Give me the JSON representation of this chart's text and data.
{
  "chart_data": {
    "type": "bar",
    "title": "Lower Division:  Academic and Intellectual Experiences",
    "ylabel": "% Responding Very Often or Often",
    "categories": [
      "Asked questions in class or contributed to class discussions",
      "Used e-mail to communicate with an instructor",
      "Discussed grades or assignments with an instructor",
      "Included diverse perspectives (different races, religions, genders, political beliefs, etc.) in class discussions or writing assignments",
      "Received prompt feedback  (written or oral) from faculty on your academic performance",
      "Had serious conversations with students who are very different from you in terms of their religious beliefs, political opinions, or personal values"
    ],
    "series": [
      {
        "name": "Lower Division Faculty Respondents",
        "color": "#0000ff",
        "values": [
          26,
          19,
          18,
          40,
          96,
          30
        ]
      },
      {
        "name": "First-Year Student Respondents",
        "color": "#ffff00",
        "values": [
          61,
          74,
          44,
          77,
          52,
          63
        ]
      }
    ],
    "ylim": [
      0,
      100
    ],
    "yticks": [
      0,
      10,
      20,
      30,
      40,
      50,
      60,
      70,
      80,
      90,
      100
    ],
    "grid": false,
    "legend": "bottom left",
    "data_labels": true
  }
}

————

Exercise aim
Determine how many lines in the records contain "beliefs", and reply with the number only.

Full solution
2